§ **EXERCISE BRIEF**
Give a verbatim copy of the lines below, minus the pictures.

§ **MATERIAL**
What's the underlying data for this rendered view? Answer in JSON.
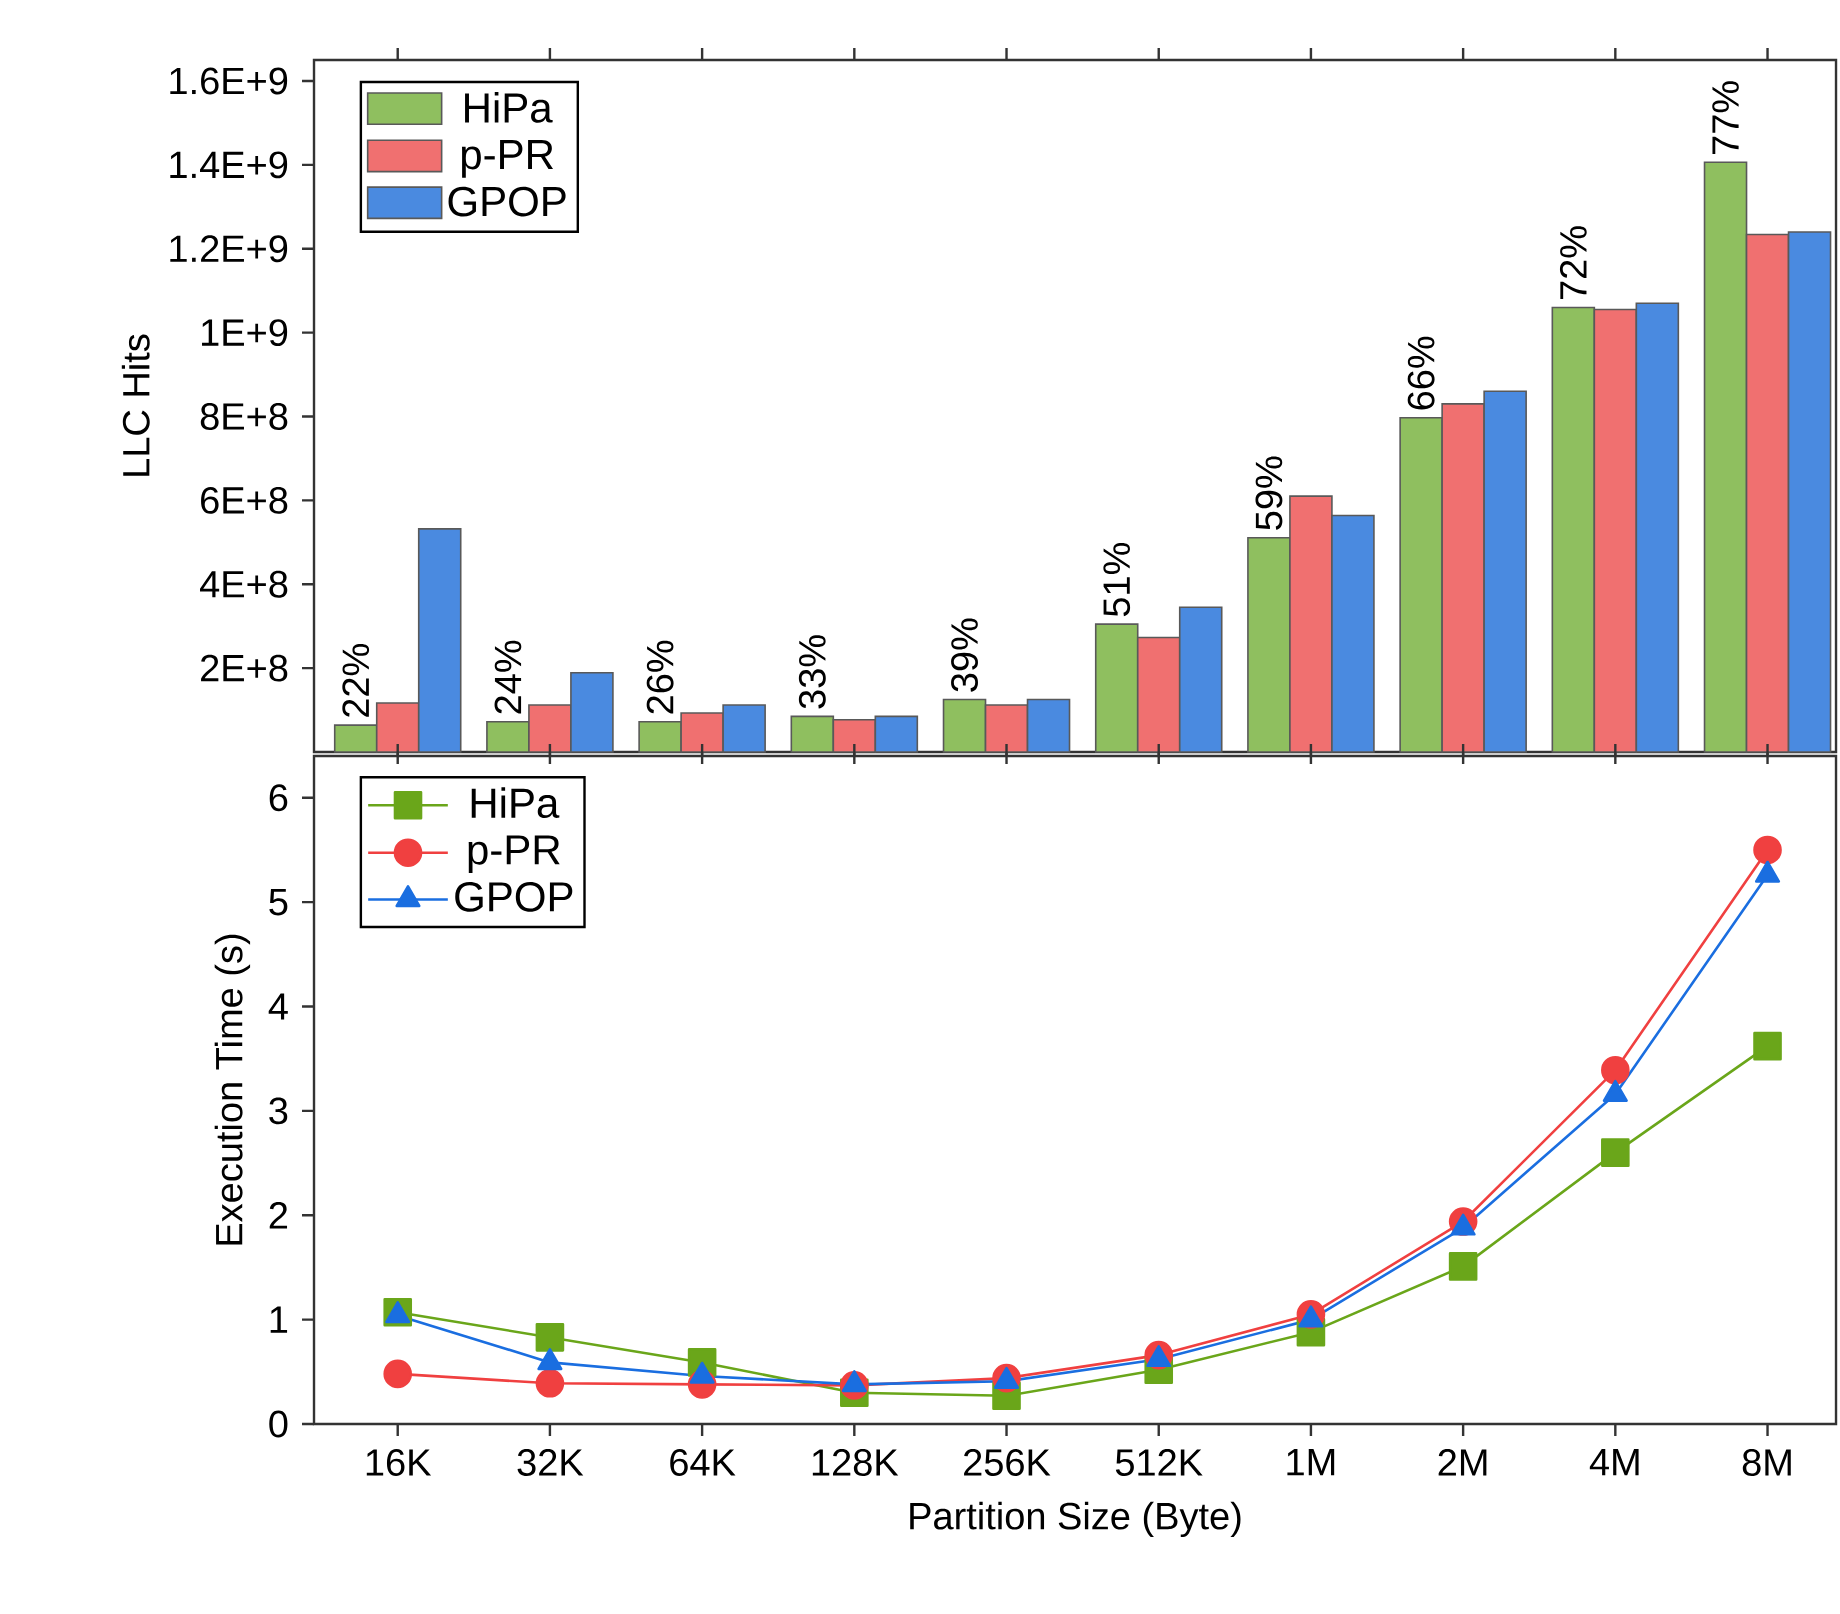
{
  "chart_data": [
    {
      "type": "bar",
      "ylabel": "LLC Hits",
      "categories": [
        null,
        null,
        null,
        null,
        null,
        null,
        null,
        null,
        null,
        null
      ],
      "series": [
        {
          "name": "HiPa",
          "color": "#8fbf5f",
          "values": [
            64000000,
            72000000,
            72000000,
            85000000,
            125000000,
            305000000,
            511000000,
            797000000,
            1060000000,
            1406000000
          ]
        },
        {
          "name": "p-PR",
          "color": "#f07070",
          "values": [
            117000000,
            112000000,
            93000000,
            77000000,
            112000000,
            273000000,
            610000000,
            830000000,
            1055000000,
            1234000000
          ]
        },
        {
          "name": "GPOP",
          "color": "#4a8ae0",
          "values": [
            532000000,
            189000000,
            112000000,
            85000000,
            125000000,
            345000000,
            564000000,
            860000000,
            1070000000,
            1240000000
          ]
        }
      ],
      "ylim": [
        0,
        1650000000
      ],
      "yticks": [
        {
          "value": 200000000,
          "label": "2E+8"
        },
        {
          "value": 400000000,
          "label": "4E+8"
        },
        {
          "value": 600000000,
          "label": "6E+8"
        },
        {
          "value": 800000000,
          "label": "8E+8"
        },
        {
          "value": 1000000000,
          "label": "1E+9"
        },
        {
          "value": 1200000000,
          "label": "1.2E+9"
        },
        {
          "value": 1400000000,
          "label": "1.4E+9"
        },
        {
          "value": 1600000000,
          "label": "1.6E+9"
        }
      ],
      "annotations": [
        "22%",
        "24%",
        "26%",
        "33%",
        "39%",
        "51%",
        "59%",
        "66%",
        "72%",
        "77%"
      ],
      "legend": "top left",
      "tick_labels": "y"
    },
    {
      "type": "line",
      "xlabel": "Partition Size (Byte)",
      "ylabel": "Execution Time (s)",
      "categories": [
        "16K",
        "32K",
        "64K",
        "128K",
        "256K",
        "512K",
        "1M",
        "2M",
        "4M",
        "8M"
      ],
      "series": [
        {
          "name": "HiPa",
          "color": "#6aa61a",
          "marker": "square",
          "values": [
            1.07,
            0.83,
            0.59,
            0.3,
            0.27,
            0.52,
            0.88,
            1.51,
            2.6,
            3.62
          ]
        },
        {
          "name": "p-PR",
          "color": "#f04040",
          "marker": "circle",
          "values": [
            0.48,
            0.39,
            0.38,
            0.37,
            0.44,
            0.66,
            1.05,
            1.94,
            3.39,
            5.5
          ]
        },
        {
          "name": "GPOP",
          "color": "#1a6ee0",
          "marker": "triangle",
          "values": [
            1.04,
            0.59,
            0.46,
            0.38,
            0.41,
            0.62,
            1.0,
            1.88,
            3.16,
            5.26
          ]
        }
      ],
      "ylim": [
        0,
        6.4
      ],
      "yticks": [
        0,
        1,
        2,
        3,
        4,
        5,
        6
      ],
      "legend": "top left"
    }
  ]
}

§ **FULL OUTPUT**
What's the underlying data for this rendered view? Answer in JSON.
{
  "chart_data": [
    {
      "type": "bar",
      "ylabel": "LLC Hits",
      "categories": [
        null,
        null,
        null,
        null,
        null,
        null,
        null,
        null,
        null,
        null
      ],
      "series": [
        {
          "name": "HiPa",
          "color": "#8fbf5f",
          "values": [
            64000000,
            72000000,
            72000000,
            85000000,
            125000000,
            305000000,
            511000000,
            797000000,
            1060000000,
            1406000000
          ]
        },
        {
          "name": "p-PR",
          "color": "#f07070",
          "values": [
            117000000,
            112000000,
            93000000,
            77000000,
            112000000,
            273000000,
            610000000,
            830000000,
            1055000000,
            1234000000
          ]
        },
        {
          "name": "GPOP",
          "color": "#4a8ae0",
          "values": [
            532000000,
            189000000,
            112000000,
            85000000,
            125000000,
            345000000,
            564000000,
            860000000,
            1070000000,
            1240000000
          ]
        }
      ],
      "ylim": [
        0,
        1650000000
      ],
      "yticks": [
        {
          "value": 200000000,
          "label": "2E+8"
        },
        {
          "value": 400000000,
          "label": "4E+8"
        },
        {
          "value": 600000000,
          "label": "6E+8"
        },
        {
          "value": 800000000,
          "label": "8E+8"
        },
        {
          "value": 1000000000,
          "label": "1E+9"
        },
        {
          "value": 1200000000,
          "label": "1.2E+9"
        },
        {
          "value": 1400000000,
          "label": "1.4E+9"
        },
        {
          "value": 1600000000,
          "label": "1.6E+9"
        }
      ],
      "annotations": [
        "22%",
        "24%",
        "26%",
        "33%",
        "39%",
        "51%",
        "59%",
        "66%",
        "72%",
        "77%"
      ],
      "legend": "top left",
      "tick_labels": "y"
    },
    {
      "type": "line",
      "xlabel": "Partition Size (Byte)",
      "ylabel": "Execution Time (s)",
      "categories": [
        "16K",
        "32K",
        "64K",
        "128K",
        "256K",
        "512K",
        "1M",
        "2M",
        "4M",
        "8M"
      ],
      "series": [
        {
          "name": "HiPa",
          "color": "#6aa61a",
          "marker": "square",
          "values": [
            1.07,
            0.83,
            0.59,
            0.3,
            0.27,
            0.52,
            0.88,
            1.51,
            2.6,
            3.62
          ]
        },
        {
          "name": "p-PR",
          "color": "#f04040",
          "marker": "circle",
          "values": [
            0.48,
            0.39,
            0.38,
            0.37,
            0.44,
            0.66,
            1.05,
            1.94,
            3.39,
            5.5
          ]
        },
        {
          "name": "GPOP",
          "color": "#1a6ee0",
          "marker": "triangle",
          "values": [
            1.04,
            0.59,
            0.46,
            0.38,
            0.41,
            0.62,
            1.0,
            1.88,
            3.16,
            5.26
          ]
        }
      ],
      "ylim": [
        0,
        6.4
      ],
      "yticks": [
        0,
        1,
        2,
        3,
        4,
        5,
        6
      ],
      "legend": "top left"
    }
  ]
}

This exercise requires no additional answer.